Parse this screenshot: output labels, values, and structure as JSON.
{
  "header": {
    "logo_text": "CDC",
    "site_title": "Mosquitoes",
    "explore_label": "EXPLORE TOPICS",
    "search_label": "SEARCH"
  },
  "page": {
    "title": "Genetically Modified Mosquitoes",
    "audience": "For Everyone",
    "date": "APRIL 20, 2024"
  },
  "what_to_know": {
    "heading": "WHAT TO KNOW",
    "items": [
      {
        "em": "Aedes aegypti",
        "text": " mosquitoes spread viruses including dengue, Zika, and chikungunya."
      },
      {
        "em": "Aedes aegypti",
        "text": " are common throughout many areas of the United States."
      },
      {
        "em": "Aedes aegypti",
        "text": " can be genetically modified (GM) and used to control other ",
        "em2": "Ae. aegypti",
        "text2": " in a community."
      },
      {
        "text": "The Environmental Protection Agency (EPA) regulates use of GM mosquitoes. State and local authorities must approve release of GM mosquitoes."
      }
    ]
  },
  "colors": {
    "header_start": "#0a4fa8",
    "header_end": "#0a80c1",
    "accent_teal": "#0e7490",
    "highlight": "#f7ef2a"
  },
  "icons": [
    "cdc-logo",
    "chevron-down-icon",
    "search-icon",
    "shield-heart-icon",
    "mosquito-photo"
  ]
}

——————

To do> Would you reproduce the full listing shown above, word for word?

Result>
Parse this screenshot: output labels, values, and structure as JSON.
{
  "header": {
    "logo_text": "CDC",
    "site_title": "Mosquitoes",
    "explore_label": "EXPLORE TOPICS",
    "search_label": "SEARCH"
  },
  "page": {
    "title": "Genetically Modified Mosquitoes",
    "audience": "For Everyone",
    "date": "APRIL 20, 2024"
  },
  "what_to_know": {
    "heading": "WHAT TO KNOW",
    "items": [
      {
        "em": "Aedes aegypti",
        "text": " mosquitoes spread viruses including dengue, Zika, and chikungunya."
      },
      {
        "em": "Aedes aegypti",
        "text": " are common throughout many areas of the United States."
      },
      {
        "em": "Aedes aegypti",
        "text": " can be genetically modified (GM) and used to control other ",
        "em2": "Ae. aegypti",
        "text2": " in a community."
      },
      {
        "text": "The Environmental Protection Agency (EPA) regulates use of GM mosquitoes. State and local authorities must approve release of GM mosquitoes."
      }
    ]
  },
  "colors": {
    "header_start": "#0a4fa8",
    "header_end": "#0a80c1",
    "accent_teal": "#0e7490",
    "highlight": "#f7ef2a"
  },
  "icons": [
    "cdc-logo",
    "chevron-down-icon",
    "search-icon",
    "shield-heart-icon",
    "mosquito-photo"
  ]
}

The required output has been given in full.